■ WHAT YOU NEED TO DO: Lines that include the word "xlsx" are the ones to copy.

■ PROVIDED DATA:
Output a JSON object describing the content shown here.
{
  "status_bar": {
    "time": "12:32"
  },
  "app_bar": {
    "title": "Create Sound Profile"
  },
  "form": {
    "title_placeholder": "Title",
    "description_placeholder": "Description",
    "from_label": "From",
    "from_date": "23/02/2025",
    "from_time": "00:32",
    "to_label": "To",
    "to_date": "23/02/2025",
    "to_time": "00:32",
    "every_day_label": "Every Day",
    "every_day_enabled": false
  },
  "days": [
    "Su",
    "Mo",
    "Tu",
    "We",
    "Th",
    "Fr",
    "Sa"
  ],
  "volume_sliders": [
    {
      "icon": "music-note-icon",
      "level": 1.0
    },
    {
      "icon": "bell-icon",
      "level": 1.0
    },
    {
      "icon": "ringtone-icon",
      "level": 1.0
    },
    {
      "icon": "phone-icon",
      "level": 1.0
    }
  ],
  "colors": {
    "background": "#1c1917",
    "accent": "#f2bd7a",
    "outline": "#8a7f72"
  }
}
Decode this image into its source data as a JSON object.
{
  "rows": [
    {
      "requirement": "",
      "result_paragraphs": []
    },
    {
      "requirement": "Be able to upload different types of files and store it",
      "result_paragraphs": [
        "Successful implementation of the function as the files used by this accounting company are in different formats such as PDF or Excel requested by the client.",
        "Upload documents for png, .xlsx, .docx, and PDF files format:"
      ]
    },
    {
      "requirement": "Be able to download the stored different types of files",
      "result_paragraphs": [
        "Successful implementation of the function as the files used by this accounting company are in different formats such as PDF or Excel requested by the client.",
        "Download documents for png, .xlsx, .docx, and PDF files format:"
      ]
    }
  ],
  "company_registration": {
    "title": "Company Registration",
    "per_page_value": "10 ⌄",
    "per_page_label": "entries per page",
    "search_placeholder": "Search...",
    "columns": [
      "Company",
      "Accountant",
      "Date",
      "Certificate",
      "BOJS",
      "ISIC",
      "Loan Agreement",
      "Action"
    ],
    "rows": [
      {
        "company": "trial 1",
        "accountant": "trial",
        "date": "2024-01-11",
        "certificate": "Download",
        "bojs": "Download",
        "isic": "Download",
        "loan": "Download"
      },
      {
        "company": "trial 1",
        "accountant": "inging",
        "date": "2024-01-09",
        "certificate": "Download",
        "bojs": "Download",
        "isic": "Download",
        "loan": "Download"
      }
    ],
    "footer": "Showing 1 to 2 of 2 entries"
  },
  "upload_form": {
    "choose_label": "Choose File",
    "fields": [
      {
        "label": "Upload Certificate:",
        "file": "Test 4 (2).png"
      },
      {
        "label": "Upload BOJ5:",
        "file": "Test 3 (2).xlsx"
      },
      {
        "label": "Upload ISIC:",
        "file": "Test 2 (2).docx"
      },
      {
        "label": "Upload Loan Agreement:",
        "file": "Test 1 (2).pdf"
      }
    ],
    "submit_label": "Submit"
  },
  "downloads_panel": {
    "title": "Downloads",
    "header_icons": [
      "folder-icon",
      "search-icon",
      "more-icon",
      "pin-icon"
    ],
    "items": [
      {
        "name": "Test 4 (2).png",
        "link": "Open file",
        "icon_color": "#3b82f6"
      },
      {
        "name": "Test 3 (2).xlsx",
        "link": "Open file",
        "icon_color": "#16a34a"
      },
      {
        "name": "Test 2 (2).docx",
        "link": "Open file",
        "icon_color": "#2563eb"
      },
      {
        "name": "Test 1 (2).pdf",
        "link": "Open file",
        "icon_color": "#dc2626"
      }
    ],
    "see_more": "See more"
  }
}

■ RESPONSE TO THE EXERCISE:
        "Upload documents for png, .xlsx, .docx, and PDF files format:"
        "Download documents for png, .xlsx, .docx, and PDF files format:"
        "file": "Test 3 (2).xlsx"
        "name": "Test 3 (2).xlsx",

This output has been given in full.